→ **Job**
Please retype every one of the rows below, keeping each line as it is.

Entries taken from a collection:
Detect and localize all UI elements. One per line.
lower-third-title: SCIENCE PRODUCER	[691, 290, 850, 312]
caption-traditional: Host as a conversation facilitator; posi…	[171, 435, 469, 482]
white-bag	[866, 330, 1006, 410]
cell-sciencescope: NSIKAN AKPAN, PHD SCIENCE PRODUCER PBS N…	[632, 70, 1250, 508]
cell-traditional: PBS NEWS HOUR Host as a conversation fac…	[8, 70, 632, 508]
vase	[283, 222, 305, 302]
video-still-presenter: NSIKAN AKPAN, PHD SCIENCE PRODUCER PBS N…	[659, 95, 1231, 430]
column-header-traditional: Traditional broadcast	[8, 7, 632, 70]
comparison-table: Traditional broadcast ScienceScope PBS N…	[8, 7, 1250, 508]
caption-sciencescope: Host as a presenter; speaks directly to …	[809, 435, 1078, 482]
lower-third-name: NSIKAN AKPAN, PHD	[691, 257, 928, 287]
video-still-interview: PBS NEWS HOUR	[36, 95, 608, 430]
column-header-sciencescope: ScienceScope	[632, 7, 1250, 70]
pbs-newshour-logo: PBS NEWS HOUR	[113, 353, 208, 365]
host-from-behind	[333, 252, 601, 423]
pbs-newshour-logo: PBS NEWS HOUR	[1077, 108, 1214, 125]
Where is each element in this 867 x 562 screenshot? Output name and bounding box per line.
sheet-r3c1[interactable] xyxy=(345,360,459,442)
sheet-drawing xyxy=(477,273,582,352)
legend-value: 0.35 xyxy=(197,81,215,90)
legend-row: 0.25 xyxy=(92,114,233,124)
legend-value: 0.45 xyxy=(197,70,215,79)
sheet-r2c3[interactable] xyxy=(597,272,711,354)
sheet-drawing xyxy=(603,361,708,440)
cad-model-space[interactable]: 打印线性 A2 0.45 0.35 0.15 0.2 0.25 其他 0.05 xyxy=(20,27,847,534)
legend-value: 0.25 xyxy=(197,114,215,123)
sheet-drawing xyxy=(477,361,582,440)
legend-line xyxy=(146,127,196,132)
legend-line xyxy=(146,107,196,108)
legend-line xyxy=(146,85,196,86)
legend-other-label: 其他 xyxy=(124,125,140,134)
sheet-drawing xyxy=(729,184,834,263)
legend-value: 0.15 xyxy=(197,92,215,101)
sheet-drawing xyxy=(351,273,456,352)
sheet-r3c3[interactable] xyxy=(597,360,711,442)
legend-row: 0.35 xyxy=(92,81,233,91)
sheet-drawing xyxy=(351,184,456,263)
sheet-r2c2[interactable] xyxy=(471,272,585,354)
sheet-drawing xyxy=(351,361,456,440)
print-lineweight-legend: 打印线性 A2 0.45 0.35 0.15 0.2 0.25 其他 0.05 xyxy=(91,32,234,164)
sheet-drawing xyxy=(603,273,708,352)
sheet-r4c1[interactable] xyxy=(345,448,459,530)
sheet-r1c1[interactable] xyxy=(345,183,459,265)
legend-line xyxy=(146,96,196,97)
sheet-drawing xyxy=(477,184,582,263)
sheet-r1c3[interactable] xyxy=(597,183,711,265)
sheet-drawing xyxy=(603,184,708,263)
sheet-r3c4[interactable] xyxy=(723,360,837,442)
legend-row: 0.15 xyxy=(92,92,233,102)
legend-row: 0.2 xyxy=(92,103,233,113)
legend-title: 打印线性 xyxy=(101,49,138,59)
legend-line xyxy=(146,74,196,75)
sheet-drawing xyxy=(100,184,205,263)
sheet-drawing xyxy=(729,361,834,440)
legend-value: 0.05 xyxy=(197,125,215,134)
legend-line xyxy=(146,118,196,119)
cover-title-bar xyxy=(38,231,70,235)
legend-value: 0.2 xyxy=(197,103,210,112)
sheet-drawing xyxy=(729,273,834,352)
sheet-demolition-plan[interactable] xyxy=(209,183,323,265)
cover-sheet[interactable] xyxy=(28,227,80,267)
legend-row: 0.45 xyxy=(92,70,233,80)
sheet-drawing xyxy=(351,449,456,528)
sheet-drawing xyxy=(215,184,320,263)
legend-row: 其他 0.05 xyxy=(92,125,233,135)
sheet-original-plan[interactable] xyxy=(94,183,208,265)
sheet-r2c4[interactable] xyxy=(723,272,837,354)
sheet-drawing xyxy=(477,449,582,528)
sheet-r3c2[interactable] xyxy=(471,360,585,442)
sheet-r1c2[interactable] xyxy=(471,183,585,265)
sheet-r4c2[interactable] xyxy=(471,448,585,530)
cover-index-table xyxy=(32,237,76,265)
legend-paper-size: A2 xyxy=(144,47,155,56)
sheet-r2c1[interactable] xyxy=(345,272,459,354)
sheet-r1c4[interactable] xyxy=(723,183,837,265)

→ **Solution**
Detect and localize all UI elements. One per line.
lower-third-title: SCIENCE PRODUCER	[691, 290, 850, 312]
caption-traditional: Host as a conversation facilitator; posi…	[171, 435, 469, 482]
white-bag	[866, 330, 1006, 410]
cell-sciencescope: NSIKAN AKPAN, PHD SCIENCE PRODUCER PBS N…	[632, 70, 1250, 508]
cell-traditional: PBS NEWS HOUR Host as a conversation fac…	[8, 70, 632, 508]
vase	[283, 222, 305, 302]
video-still-presenter: NSIKAN AKPAN, PHD SCIENCE PRODUCER PBS N…	[659, 95, 1231, 430]
column-header-traditional: Traditional broadcast	[8, 7, 632, 70]
comparison-table: Traditional broadcast ScienceScope PBS N…	[8, 7, 1250, 508]
caption-sciencescope: Host as a presenter; speaks directly to …	[809, 435, 1078, 482]
lower-third-name: NSIKAN AKPAN, PHD	[691, 257, 928, 287]
video-still-interview: PBS NEWS HOUR	[36, 95, 608, 430]
column-header-sciencescope: ScienceScope	[632, 7, 1250, 70]
pbs-newshour-logo: PBS NEWS HOUR	[113, 353, 208, 365]
host-from-behind	[333, 252, 601, 423]
pbs-newshour-logo: PBS NEWS HOUR	[1077, 108, 1214, 125]
Where is each element in this 867 x 562 screenshot? Output name and bounding box per line.
sheet-r3c1[interactable] xyxy=(345,360,459,442)
sheet-drawing xyxy=(477,273,582,352)
legend-value: 0.35 xyxy=(197,81,215,90)
legend-row: 0.25 xyxy=(92,114,233,124)
legend-value: 0.45 xyxy=(197,70,215,79)
sheet-r2c3[interactable] xyxy=(597,272,711,354)
sheet-drawing xyxy=(603,361,708,440)
cad-model-space[interactable]: 打印线性 A2 0.45 0.35 0.15 0.2 0.25 其他 0.05 xyxy=(20,27,847,534)
legend-value: 0.25 xyxy=(197,114,215,123)
sheet-drawing xyxy=(477,361,582,440)
legend-line xyxy=(146,127,196,132)
legend-line xyxy=(146,107,196,108)
legend-line xyxy=(146,85,196,86)
legend-other-label: 其他 xyxy=(124,125,140,134)
sheet-drawing xyxy=(729,184,834,263)
legend-value: 0.15 xyxy=(197,92,215,101)
sheet-drawing xyxy=(351,273,456,352)
sheet-r3c3[interactable] xyxy=(597,360,711,442)
legend-row: 0.35 xyxy=(92,81,233,91)
sheet-drawing xyxy=(351,184,456,263)
sheet-r2c2[interactable] xyxy=(471,272,585,354)
sheet-drawing xyxy=(351,361,456,440)
print-lineweight-legend: 打印线性 A2 0.45 0.35 0.15 0.2 0.25 其他 0.05 xyxy=(91,32,234,164)
sheet-drawing xyxy=(603,273,708,352)
sheet-r4c1[interactable] xyxy=(345,448,459,530)
sheet-r1c1[interactable] xyxy=(345,183,459,265)
legend-line xyxy=(146,96,196,97)
sheet-drawing xyxy=(477,184,582,263)
sheet-r1c3[interactable] xyxy=(597,183,711,265)
sheet-drawing xyxy=(603,184,708,263)
sheet-r3c4[interactable] xyxy=(723,360,837,442)
legend-row: 0.15 xyxy=(92,92,233,102)
legend-row: 0.2 xyxy=(92,103,233,113)
legend-title: 打印线性 xyxy=(101,49,138,59)
legend-line xyxy=(146,74,196,75)
sheet-drawing xyxy=(100,184,205,263)
sheet-drawing xyxy=(729,361,834,440)
legend-value: 0.05 xyxy=(197,125,215,134)
legend-line xyxy=(146,118,196,119)
cover-title-bar xyxy=(38,231,70,235)
legend-value: 0.2 xyxy=(197,103,210,112)
sheet-drawing xyxy=(729,273,834,352)
sheet-demolition-plan[interactable] xyxy=(209,183,323,265)
cover-sheet[interactable] xyxy=(28,227,80,267)
legend-row: 0.45 xyxy=(92,70,233,80)
sheet-drawing xyxy=(351,449,456,528)
sheet-drawing xyxy=(215,184,320,263)
legend-row: 其他 0.05 xyxy=(92,125,233,135)
sheet-original-plan[interactable] xyxy=(94,183,208,265)
sheet-r2c4[interactable] xyxy=(723,272,837,354)
sheet-drawing xyxy=(477,449,582,528)
sheet-r3c2[interactable] xyxy=(471,360,585,442)
sheet-r1c2[interactable] xyxy=(471,183,585,265)
sheet-r4c2[interactable] xyxy=(471,448,585,530)
cover-index-table xyxy=(32,237,76,265)
legend-paper-size: A2 xyxy=(144,47,155,56)
sheet-r2c1[interactable] xyxy=(345,272,459,354)
sheet-r1c4[interactable] xyxy=(723,183,837,265)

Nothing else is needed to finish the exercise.